Your goal
Search the listing below for the word "万元补贴" and copy each line that holds it.

--- Start Material supplied ---

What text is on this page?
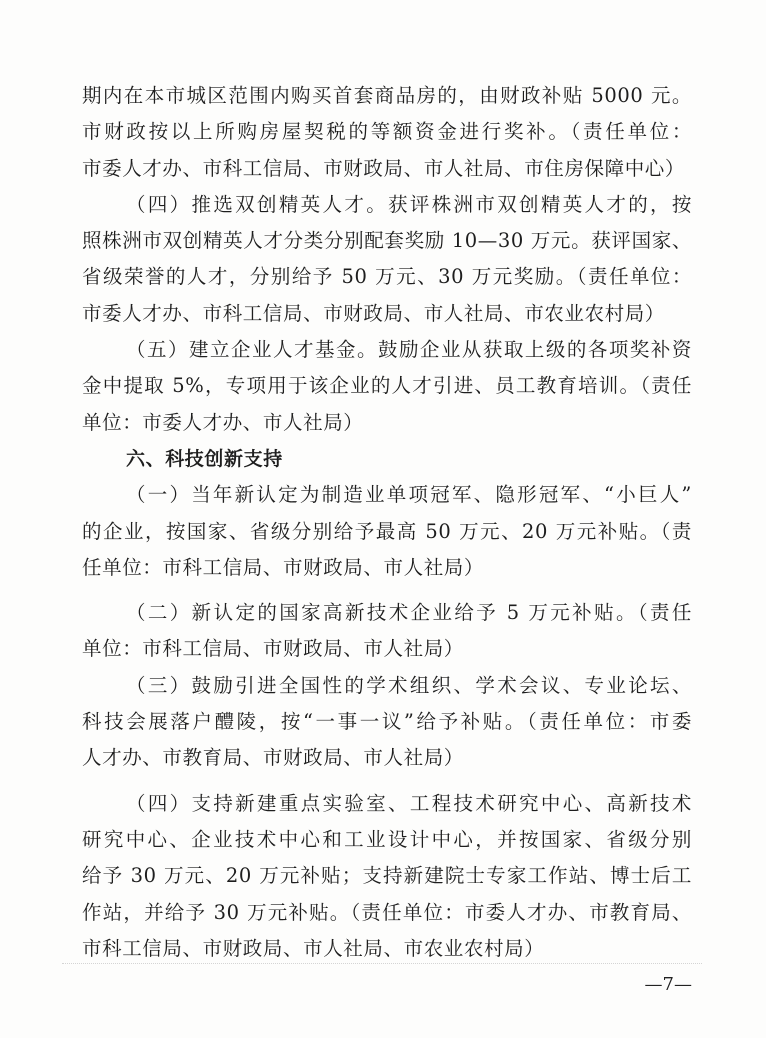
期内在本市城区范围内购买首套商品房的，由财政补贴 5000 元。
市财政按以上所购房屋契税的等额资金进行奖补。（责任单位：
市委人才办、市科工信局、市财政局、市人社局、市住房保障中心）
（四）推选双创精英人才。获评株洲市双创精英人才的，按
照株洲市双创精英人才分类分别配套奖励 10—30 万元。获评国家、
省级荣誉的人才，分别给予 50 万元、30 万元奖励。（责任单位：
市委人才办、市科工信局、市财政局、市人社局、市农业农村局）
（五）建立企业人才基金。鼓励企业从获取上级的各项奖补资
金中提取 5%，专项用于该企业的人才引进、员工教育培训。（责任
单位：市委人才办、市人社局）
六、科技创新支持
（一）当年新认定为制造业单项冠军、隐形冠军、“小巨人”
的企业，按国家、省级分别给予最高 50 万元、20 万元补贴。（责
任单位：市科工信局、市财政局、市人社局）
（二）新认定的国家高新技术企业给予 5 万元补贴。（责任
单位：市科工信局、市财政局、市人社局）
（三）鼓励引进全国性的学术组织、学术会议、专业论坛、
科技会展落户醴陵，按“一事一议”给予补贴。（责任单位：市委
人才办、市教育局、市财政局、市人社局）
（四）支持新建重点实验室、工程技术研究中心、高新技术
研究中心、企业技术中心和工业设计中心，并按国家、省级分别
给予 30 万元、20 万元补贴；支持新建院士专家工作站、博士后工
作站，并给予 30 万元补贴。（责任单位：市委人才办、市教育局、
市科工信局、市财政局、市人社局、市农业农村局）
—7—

--- End Material supplied ---
--- Start Material supplied ---

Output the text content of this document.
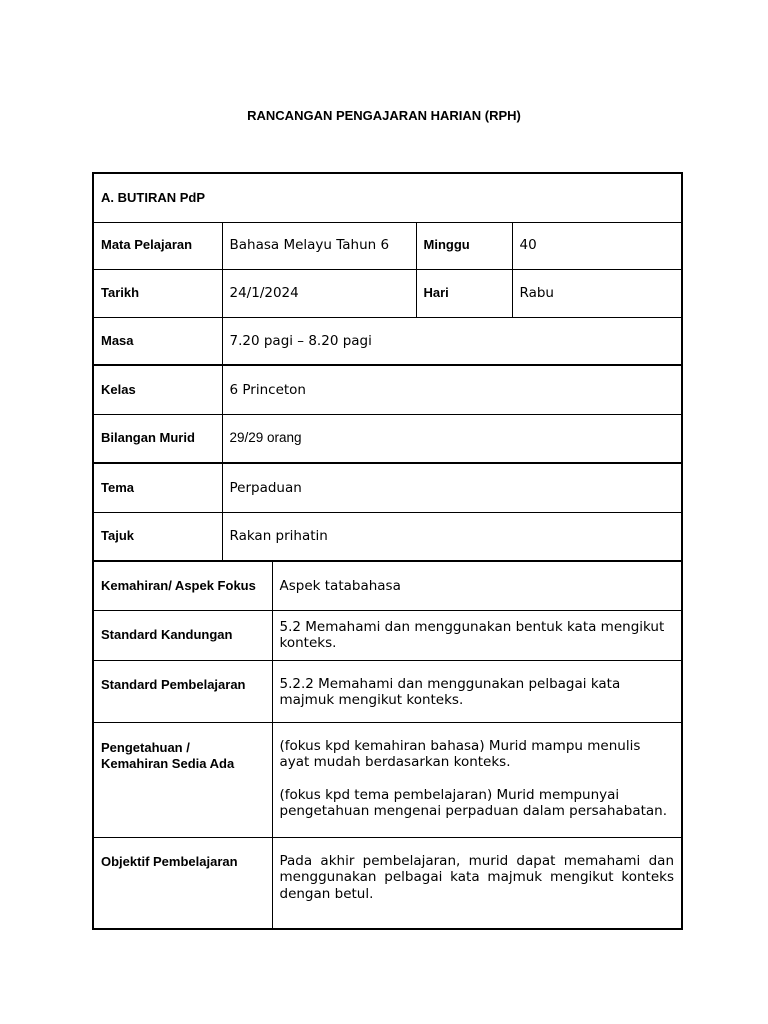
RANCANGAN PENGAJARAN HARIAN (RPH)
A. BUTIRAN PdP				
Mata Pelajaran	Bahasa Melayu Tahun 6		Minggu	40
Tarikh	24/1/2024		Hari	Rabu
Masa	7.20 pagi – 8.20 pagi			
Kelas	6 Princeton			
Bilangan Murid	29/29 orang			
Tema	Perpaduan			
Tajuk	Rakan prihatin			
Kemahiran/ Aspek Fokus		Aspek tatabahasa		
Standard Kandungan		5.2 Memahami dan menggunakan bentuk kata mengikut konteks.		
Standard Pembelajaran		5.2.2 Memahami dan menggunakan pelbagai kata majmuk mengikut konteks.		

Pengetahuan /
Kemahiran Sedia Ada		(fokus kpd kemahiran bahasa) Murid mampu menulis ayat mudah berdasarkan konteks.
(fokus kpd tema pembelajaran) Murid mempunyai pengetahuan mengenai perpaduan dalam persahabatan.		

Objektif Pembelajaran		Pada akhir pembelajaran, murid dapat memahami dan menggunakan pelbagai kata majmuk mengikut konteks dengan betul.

--- End Material supplied ---

Answer to this problem
的企业，按国家、省级分别给予最高 50 万元、20 万元补贴。（责
（二）新认定的国家高新技术企业给予 5 万元补贴。（责任
给予 30 万元、20 万元补贴；支持新建院士专家工作站、博士后工
作站，并给予 30 万元补贴。（责任单位：市委人才办、市教育局、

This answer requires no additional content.